- _HOW TO COMPLETE THIS TASK_
Show every line from the data below that includes "What".

(Beginning of DATASET EXTRACT)

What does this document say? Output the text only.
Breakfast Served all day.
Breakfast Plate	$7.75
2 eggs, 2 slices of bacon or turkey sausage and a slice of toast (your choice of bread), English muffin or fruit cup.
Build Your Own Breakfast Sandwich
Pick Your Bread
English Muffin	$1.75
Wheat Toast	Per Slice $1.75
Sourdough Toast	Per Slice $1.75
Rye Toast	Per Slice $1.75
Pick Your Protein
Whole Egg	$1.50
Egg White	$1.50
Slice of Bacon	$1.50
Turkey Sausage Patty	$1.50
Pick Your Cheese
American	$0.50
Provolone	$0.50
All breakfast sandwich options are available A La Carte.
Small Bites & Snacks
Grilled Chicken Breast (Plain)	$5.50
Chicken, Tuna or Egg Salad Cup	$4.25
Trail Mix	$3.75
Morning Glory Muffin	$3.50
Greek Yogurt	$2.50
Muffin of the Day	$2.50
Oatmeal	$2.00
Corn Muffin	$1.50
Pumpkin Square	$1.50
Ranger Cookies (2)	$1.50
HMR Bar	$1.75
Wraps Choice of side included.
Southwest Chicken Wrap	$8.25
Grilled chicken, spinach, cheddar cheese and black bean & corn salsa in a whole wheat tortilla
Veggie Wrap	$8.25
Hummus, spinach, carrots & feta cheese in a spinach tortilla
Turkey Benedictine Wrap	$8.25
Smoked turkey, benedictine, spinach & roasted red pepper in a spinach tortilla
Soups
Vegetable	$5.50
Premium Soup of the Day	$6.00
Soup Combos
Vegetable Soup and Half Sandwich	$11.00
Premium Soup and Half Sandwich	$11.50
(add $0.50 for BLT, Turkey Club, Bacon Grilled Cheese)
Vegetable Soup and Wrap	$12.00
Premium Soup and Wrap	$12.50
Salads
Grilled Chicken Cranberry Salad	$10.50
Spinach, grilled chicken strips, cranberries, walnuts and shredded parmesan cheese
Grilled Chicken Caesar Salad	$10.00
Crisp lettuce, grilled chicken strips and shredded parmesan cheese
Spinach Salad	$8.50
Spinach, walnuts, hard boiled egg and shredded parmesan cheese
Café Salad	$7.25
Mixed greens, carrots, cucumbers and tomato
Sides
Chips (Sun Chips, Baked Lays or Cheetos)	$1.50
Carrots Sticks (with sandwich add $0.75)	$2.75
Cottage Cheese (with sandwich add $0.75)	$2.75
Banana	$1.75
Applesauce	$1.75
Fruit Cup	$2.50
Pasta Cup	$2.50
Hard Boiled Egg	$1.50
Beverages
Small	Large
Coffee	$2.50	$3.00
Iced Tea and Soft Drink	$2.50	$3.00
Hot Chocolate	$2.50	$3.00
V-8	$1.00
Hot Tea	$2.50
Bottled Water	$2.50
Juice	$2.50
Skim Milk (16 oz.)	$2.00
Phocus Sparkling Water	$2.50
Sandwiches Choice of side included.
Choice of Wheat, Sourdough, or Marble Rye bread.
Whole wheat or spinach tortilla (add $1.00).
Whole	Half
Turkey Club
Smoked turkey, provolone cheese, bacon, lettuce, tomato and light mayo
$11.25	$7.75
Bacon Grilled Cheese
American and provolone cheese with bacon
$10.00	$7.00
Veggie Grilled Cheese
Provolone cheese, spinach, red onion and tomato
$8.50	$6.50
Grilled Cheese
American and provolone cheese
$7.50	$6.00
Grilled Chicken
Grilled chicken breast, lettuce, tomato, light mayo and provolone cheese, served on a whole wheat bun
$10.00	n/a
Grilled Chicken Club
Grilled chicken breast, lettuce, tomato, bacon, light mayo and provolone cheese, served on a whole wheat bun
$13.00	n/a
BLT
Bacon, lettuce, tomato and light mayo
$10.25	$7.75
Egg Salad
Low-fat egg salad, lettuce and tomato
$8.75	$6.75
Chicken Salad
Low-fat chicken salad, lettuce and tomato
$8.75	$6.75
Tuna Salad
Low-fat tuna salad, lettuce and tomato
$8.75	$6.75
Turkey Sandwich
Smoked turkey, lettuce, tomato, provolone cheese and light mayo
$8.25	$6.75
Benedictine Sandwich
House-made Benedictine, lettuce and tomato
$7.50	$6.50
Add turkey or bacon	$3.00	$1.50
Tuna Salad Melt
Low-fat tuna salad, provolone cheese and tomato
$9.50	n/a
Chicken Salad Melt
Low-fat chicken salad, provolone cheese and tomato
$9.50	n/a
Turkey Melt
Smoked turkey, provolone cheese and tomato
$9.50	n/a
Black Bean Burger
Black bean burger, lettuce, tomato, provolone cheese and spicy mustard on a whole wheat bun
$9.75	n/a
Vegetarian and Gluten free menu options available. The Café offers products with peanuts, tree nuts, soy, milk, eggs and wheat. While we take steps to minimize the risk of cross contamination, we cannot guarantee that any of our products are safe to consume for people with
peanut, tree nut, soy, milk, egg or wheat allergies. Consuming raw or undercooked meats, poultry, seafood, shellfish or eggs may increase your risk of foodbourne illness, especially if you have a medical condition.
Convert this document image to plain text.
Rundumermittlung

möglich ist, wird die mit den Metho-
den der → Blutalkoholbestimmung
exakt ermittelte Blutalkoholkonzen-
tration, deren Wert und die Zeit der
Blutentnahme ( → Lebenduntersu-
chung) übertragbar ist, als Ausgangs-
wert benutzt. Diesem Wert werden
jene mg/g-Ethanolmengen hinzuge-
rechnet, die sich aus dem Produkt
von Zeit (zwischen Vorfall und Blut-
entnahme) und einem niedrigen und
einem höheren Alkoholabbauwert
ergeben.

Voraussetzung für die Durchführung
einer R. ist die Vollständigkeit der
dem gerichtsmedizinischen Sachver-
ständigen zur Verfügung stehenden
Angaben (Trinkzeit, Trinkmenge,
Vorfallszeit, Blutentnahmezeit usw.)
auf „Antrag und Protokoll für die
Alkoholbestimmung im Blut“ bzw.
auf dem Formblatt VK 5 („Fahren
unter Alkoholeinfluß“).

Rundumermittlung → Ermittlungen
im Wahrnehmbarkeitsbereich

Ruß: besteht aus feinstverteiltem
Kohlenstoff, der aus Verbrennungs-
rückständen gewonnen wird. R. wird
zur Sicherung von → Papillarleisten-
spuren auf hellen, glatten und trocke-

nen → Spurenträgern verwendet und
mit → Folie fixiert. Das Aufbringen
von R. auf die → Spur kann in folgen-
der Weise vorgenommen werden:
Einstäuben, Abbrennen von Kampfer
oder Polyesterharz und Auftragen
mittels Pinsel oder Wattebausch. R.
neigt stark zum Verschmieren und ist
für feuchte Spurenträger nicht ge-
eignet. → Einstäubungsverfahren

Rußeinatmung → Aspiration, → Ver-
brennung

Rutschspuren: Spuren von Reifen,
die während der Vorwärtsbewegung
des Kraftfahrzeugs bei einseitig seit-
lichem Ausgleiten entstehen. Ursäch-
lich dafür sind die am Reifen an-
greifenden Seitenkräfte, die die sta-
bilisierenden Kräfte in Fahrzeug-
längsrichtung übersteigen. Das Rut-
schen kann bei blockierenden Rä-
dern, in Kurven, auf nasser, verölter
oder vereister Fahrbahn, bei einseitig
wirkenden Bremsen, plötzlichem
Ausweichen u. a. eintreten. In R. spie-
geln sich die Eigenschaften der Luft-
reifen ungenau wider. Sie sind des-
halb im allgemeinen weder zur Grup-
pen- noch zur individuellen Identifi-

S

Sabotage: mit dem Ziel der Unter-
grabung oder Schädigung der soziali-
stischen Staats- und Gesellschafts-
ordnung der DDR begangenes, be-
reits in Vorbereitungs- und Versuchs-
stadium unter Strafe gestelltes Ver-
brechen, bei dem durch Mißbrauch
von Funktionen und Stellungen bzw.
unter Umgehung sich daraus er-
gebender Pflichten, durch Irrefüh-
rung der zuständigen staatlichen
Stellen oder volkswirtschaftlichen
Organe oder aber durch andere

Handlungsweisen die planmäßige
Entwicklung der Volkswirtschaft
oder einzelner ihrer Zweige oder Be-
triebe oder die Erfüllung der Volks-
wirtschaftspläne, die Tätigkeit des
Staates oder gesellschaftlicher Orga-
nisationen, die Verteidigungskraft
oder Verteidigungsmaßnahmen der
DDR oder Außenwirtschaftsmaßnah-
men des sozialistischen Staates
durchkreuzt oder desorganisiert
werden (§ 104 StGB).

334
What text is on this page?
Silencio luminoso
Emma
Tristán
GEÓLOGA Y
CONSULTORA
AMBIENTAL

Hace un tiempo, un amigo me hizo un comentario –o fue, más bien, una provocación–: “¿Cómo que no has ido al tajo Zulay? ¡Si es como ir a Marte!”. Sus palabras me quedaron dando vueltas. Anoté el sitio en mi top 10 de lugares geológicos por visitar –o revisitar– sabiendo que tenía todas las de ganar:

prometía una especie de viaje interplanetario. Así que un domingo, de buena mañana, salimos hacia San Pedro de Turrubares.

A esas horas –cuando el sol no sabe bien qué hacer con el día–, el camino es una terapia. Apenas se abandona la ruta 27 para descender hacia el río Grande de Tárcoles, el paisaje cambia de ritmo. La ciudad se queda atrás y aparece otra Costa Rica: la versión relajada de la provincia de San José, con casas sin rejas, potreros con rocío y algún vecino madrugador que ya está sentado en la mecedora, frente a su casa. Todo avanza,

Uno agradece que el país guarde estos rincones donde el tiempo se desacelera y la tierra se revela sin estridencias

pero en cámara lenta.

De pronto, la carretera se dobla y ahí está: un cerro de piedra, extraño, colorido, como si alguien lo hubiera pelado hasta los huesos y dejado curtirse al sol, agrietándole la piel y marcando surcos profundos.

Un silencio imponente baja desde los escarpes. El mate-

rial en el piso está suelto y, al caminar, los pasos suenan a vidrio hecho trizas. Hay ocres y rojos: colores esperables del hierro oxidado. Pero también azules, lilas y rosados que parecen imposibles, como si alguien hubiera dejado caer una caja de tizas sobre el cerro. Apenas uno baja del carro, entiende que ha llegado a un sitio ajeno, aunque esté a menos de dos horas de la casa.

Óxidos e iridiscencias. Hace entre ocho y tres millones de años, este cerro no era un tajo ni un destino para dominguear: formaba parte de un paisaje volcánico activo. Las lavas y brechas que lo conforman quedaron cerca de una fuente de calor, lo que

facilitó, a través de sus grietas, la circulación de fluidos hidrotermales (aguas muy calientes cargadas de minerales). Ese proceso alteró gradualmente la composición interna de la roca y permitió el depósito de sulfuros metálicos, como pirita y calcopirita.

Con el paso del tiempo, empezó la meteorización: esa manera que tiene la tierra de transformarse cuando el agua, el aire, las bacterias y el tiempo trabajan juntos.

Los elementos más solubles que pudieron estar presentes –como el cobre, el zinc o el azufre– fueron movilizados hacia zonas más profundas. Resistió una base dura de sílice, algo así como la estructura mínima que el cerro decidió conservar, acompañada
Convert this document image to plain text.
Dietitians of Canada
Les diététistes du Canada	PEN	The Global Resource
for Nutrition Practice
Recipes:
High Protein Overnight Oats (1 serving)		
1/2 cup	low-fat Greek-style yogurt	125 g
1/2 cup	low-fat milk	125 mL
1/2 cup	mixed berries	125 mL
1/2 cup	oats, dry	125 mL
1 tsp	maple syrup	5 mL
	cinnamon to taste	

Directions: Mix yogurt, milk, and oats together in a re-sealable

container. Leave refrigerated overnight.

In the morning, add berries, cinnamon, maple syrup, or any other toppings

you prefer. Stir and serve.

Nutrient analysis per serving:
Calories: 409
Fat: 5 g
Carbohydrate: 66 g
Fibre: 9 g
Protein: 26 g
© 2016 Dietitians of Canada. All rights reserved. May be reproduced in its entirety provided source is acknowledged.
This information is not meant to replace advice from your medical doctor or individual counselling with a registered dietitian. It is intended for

(End of DATASET EXTRACT)

- _YOUR SOLUTION_
What does this document say? Output the text only.
What text is on this page?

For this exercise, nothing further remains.